▶ _Texte source_
Cela fait 5 mois que les opposants manifestent en métropole et en Polynésie mais rien ne semble pouvoir infléchir le gouvernement central. La réforme a été adoptée en avril après l’utilisation de l’article 49.3 et est désormais promulguée pour être appliquée à compter du 1er septembre 2023. 

Par ailleurs, le camp présidentiel entend continuer à avancer, comme en témoigne la publication dimanche au Journal officiel des deux premiers décrets d’application, dont celui portant progressivement l’âge légal de départ à la retraite à 64 ans.

La proposition de loi du groupe Liot (Libertés, Indépendants, Outre-mer, Territoires) abrogeant la principale disposition de la réforme des retraites doit en principe être débattue jeudi dans l’hémicycle de l’Assemblée nationale. Mais sa présidente Yaël Braun-Pivet devrait chercher à empêcher un vote, en s’appuyant sur l’article 40 de la Constitution qui stipule que toute proposition de loi parlementaire ne doit pas créer de charge financière nouvelle pour l’Etat.

Thierry Barrere, secrétaire général de l’UNSA Education

Thierry Barrere, secrétaire général de l’UNSA
Education.

La loi devrait être appliquée au 1er septembre. A quoi sert cette 14e manifestation ?

“C’est comme au football : tant que l’arbitre n’a pas sifflé la fin du match, rien n’est perdu. On motive les troupes. Nous sommes là contre cette réforme des retraites et pour le retour de la retraite à 62 ans. Cela malgré la promulgation des décrets d’application la semaine dernière qui est une provocation envers les organisations syndicales et les représentants du personnel. Nous représentons le peuple, c’est quand même les deux tiers de la population qui est contre cette réforme. Nous sommes contre cette réforme et nous l’exprimons aujourd’hui.”

▶ _Exercices proposés_
1. Reproduisez mot pour mot le passage du texte sur la réforme des retraites allant de « Par ailleurs, le » à « retraite à 64 ans. ».
2. Retranscrivez fidèlement les lignes de la liste, de la ligne contenant « legend-label: Valencia: [564, 176, 633, 198] » à la ligne contenant « legend-label: Bolivia: [714, 430, 773, 454] », ces deux lignes comprises.
La liste qui suit n'a aucun rapport avec le texte sur la réforme des retraites.

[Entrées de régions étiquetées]
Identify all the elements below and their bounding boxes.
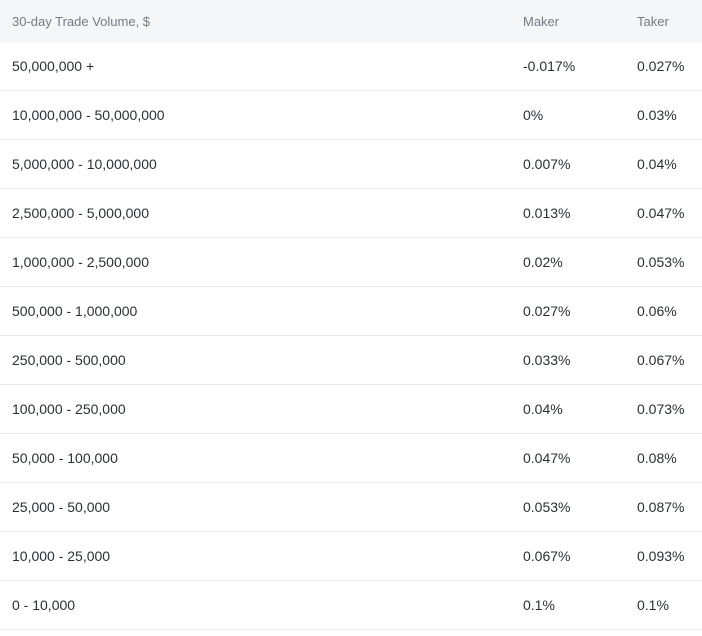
maker-fee-cell: 0.027% bbox=[523, 303, 571, 319]
table-row: 25,000 - 50,000 0.053% 0.087% bbox=[0, 483, 702, 532]
table-row: 10,000,000 - 50,000,000 0% 0.03% bbox=[0, 91, 702, 140]
taker-fee-cell: 0.1% bbox=[637, 597, 669, 613]
taker-fee-cell: 0.093% bbox=[637, 548, 685, 564]
volume-cell: 500,000 - 1,000,000 bbox=[12, 303, 138, 319]
taker-fee-cell: 0.067% bbox=[637, 352, 685, 368]
maker-fee-cell: 0.007% bbox=[523, 156, 571, 172]
table-header: 30-day Trade Volume, $ Maker Taker bbox=[0, 0, 702, 42]
table-row: 50,000 - 100,000 0.047% 0.08% bbox=[0, 434, 702, 483]
maker-fee-cell: 0.04% bbox=[523, 401, 563, 417]
table-row: 10,000 - 25,000 0.067% 0.093% bbox=[0, 532, 702, 581]
table-row: 50,000,000 + -0.017% 0.027% bbox=[0, 42, 702, 91]
volume-cell: 50,000 - 100,000 bbox=[12, 450, 118, 466]
maker-fee-cell: 0% bbox=[523, 107, 544, 123]
volume-cell: 0 - 10,000 bbox=[12, 597, 76, 613]
table-row: 250,000 - 500,000 0.033% 0.067% bbox=[0, 336, 702, 385]
table-row: 100,000 - 250,000 0.04% 0.073% bbox=[0, 385, 702, 434]
taker-fee-cell: 0.08% bbox=[637, 450, 677, 466]
table-row: 2,500,000 - 5,000,000 0.013% 0.047% bbox=[0, 189, 702, 238]
maker-fee-cell: 0.047% bbox=[523, 450, 571, 466]
volume-cell: 100,000 - 250,000 bbox=[12, 401, 126, 417]
table-row: 5,000,000 - 10,000,000 0.007% 0.04% bbox=[0, 140, 702, 189]
volume-cell: 250,000 - 500,000 bbox=[12, 352, 126, 368]
taker-fee-cell: 0.03% bbox=[637, 107, 677, 123]
maker-fee-cell: 0.033% bbox=[523, 352, 571, 368]
header-trade-volume: 30-day Trade Volume, $ bbox=[12, 13, 151, 29]
table-row: 500,000 - 1,000,000 0.027% 0.06% bbox=[0, 287, 702, 336]
taker-fee-cell: 0.047% bbox=[637, 205, 685, 221]
maker-fee-cell: -0.017% bbox=[523, 58, 576, 74]
maker-fee-cell: 0.053% bbox=[523, 499, 571, 515]
taker-fee-cell: 0.087% bbox=[637, 499, 685, 515]
taker-fee-cell: 0.053% bbox=[637, 254, 685, 270]
table-row: 0 - 10,000 0.1% 0.1% bbox=[0, 581, 702, 630]
taker-fee-cell: 0.06% bbox=[637, 303, 677, 319]
header-maker: Maker bbox=[523, 13, 560, 29]
taker-fee-cell: 0.027% bbox=[637, 58, 685, 74]
header-taker: Taker bbox=[637, 13, 669, 29]
maker-fee-cell: 0.067% bbox=[523, 548, 571, 564]
volume-cell: 10,000 - 25,000 bbox=[12, 548, 111, 564]
taker-fee-cell: 0.04% bbox=[637, 156, 677, 172]
volume-cell: 10,000,000 - 50,000,000 bbox=[12, 107, 165, 123]
table-row: 1,000,000 - 2,500,000 0.02% 0.053% bbox=[0, 238, 702, 287]
maker-fee-cell: 0.013% bbox=[523, 205, 571, 221]
maker-fee-cell: 0.1% bbox=[523, 597, 555, 613]
volume-cell: 50,000,000 + bbox=[12, 58, 95, 74]
taker-fee-cell: 0.073% bbox=[637, 401, 685, 417]
volume-cell: 5,000,000 - 10,000,000 bbox=[12, 156, 157, 172]
volume-cell: 2,500,000 - 5,000,000 bbox=[12, 205, 150, 221]
volume-cell: 25,000 - 50,000 bbox=[12, 499, 111, 515]
maker-fee-cell: 0.02% bbox=[523, 254, 563, 270]
volume-cell: 1,000,000 - 2,500,000 bbox=[12, 254, 150, 270]
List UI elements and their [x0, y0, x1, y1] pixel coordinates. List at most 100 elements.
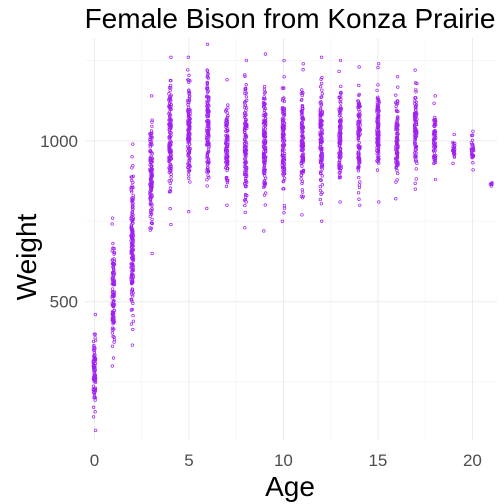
- data-point: [281, 108, 285, 113]
- data-point: [394, 151, 398, 156]
- data-point: [110, 249, 114, 253]
- data-point: [395, 168, 399, 173]
- data-point: [110, 216, 115, 220]
- data-point: [264, 113, 268, 117]
- data-point: [339, 147, 343, 151]
- data-point: [223, 160, 228, 164]
- data-point: [225, 180, 230, 185]
- data-point: [110, 294, 114, 298]
- data-point: [169, 55, 173, 59]
- data-point: [168, 102, 172, 106]
- data-point: [394, 93, 398, 97]
- data-point: [110, 302, 114, 306]
- data-point: [148, 182, 152, 186]
- y-tick-label: 1000: [40, 132, 78, 151]
- data-point: [168, 158, 172, 163]
- data-point: [319, 81, 324, 86]
- data-point: [280, 144, 285, 148]
- data-point: [187, 91, 191, 95]
- data-point: [318, 171, 323, 176]
- data-point: [205, 152, 210, 156]
- data-point: [187, 146, 191, 150]
- data-point: [187, 176, 191, 180]
- data-point: [187, 89, 191, 94]
- data-point: [206, 114, 210, 119]
- data-point: [205, 206, 209, 211]
- data-point: [148, 149, 153, 153]
- data-point: [338, 174, 342, 178]
- data-point: [130, 289, 134, 294]
- data-point: [226, 106, 230, 110]
- data-point: [320, 183, 325, 187]
- data-point: [261, 129, 266, 133]
- data-point: [318, 197, 322, 202]
- data-point: [280, 139, 285, 143]
- data-point: [150, 118, 154, 122]
- data-point: [93, 396, 98, 400]
- data-point: [244, 165, 249, 170]
- data-point: [299, 177, 303, 181]
- data-point: [377, 99, 381, 103]
- x-tick-label: 5: [184, 451, 193, 470]
- data-point: [319, 95, 323, 100]
- data-point: [394, 108, 399, 112]
- data-point: [318, 85, 323, 89]
- data-point: [112, 251, 117, 255]
- data-point: [206, 150, 210, 155]
- data-point: [206, 174, 210, 178]
- data-point: [187, 126, 191, 130]
- data-point: [131, 266, 135, 270]
- data-point: [262, 193, 267, 197]
- data-point: [243, 128, 247, 132]
- data-point: [206, 132, 211, 136]
- data-point: [375, 96, 380, 101]
- data-point: [337, 109, 342, 113]
- data-point: [262, 179, 267, 183]
- data-point: [148, 156, 152, 160]
- data-point: [300, 127, 304, 131]
- data-point: [414, 115, 418, 119]
- data-point: [186, 111, 191, 115]
- data-point: [91, 339, 96, 344]
- data-point: [167, 128, 171, 132]
- data-point: [149, 211, 153, 215]
- data-point: [206, 97, 211, 101]
- grid: [85, 38, 497, 440]
- data-point: [243, 172, 247, 177]
- data-point: [431, 144, 436, 149]
- chart-title: Female Bison from Konza Prairie: [85, 3, 496, 34]
- data-point: [169, 155, 173, 159]
- data-point: [243, 160, 247, 165]
- data-point: [131, 218, 135, 222]
- data-point: [396, 138, 400, 143]
- data-point: [188, 180, 192, 184]
- data-point: [377, 200, 381, 204]
- data-point: [377, 143, 381, 147]
- data-point: [282, 99, 287, 104]
- data-point: [244, 161, 248, 165]
- data-point: [281, 119, 285, 123]
- data-point: [131, 186, 135, 190]
- data-point: [129, 224, 134, 229]
- data-point: [131, 164, 135, 168]
- data-point: [264, 155, 268, 159]
- data-point: [148, 139, 152, 144]
- data-point: [414, 90, 418, 94]
- data-point: [91, 377, 96, 381]
- data-point: [205, 128, 209, 133]
- data-point: [356, 191, 361, 195]
- data-point: [130, 298, 134, 302]
- data-point: [112, 335, 116, 339]
- data-point: [168, 186, 173, 190]
- data-point: [413, 154, 418, 158]
- data-point: [376, 155, 380, 159]
- data-point: [131, 301, 135, 306]
- data-point: [452, 151, 456, 155]
- data-point: [225, 203, 229, 207]
- data-point: [433, 156, 437, 160]
- data-point: [282, 58, 286, 63]
- data-point: [244, 95, 249, 99]
- data-point: [130, 227, 135, 231]
- data-point: [243, 91, 247, 96]
- data-point: [376, 65, 380, 70]
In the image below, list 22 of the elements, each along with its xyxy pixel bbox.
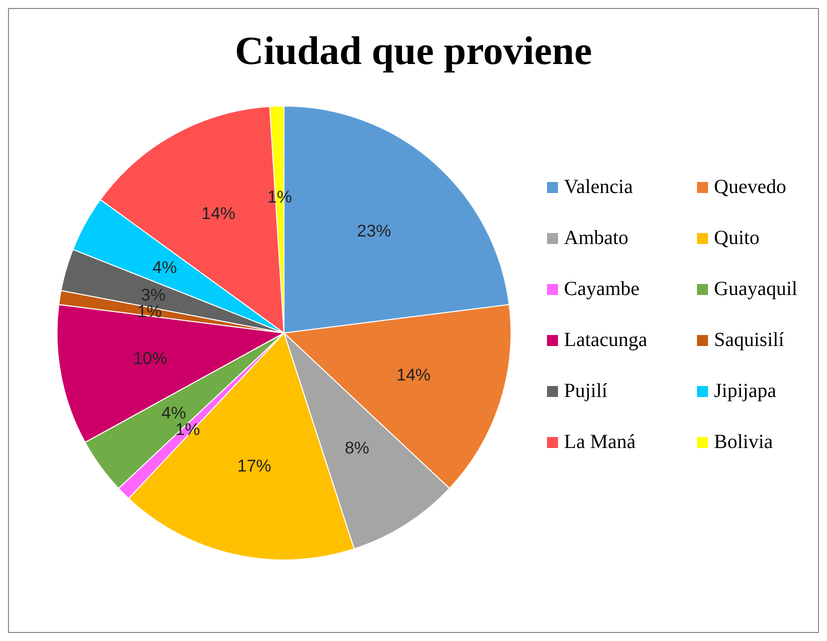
legend-label: Valencia: [564, 176, 633, 198]
data-label: 14%: [201, 204, 236, 224]
legend-label: Jipijapa: [714, 380, 776, 402]
data-label: 4%: [152, 258, 177, 277]
data-label: 3%: [140, 286, 166, 304]
legend-label: Quito: [714, 226, 760, 250]
legend-label: Saquisilí: [714, 328, 784, 352]
legend-label: Quevedo: [714, 176, 786, 198]
legend-label: Bolivia: [714, 430, 773, 454]
legend-label: Guayaquil: [714, 278, 798, 300]
data-label: 14%: [396, 366, 431, 385]
data-label: 8%: [344, 438, 370, 458]
legend-label: Latacunga: [564, 328, 648, 352]
legend-label: Cayambe: [564, 278, 640, 300]
chart-title: Ciudad que proviene: [234, 27, 594, 74]
data-label: 23%: [357, 221, 392, 240]
data-label: 4%: [162, 404, 186, 423]
legend-label: La Maná: [564, 430, 636, 454]
data-label: 17%: [237, 456, 272, 476]
legend-label: Ambato: [564, 226, 628, 250]
data-label: 10%: [133, 349, 168, 368]
legend-label: Pujilí: [564, 380, 608, 402]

▶ _Résultats successifs_
1.
Par ailleurs, le camp présidentiel entend continuer à avancer, comme en témoigne la publication dimanche au Journal officiel des deux premiers décrets d’application, dont celui portant progressivement l’âge légal de départ à la retraite à 64 ans.

2.
legend-label: Valencia: [564, 176, 633, 198]
data-label: 14%: [201, 204, 236, 224]
legend-label: Jipijapa: [714, 380, 776, 402]
data-label: 4%: [152, 258, 177, 277]
data-label: 3%: [140, 286, 166, 304]
legend-label: Quito: [714, 226, 760, 250]
legend-label: Saquisilí: [714, 328, 784, 352]
legend-label: Quevedo: [714, 176, 786, 198]
legend-label: Bolivia: [714, 430, 773, 454]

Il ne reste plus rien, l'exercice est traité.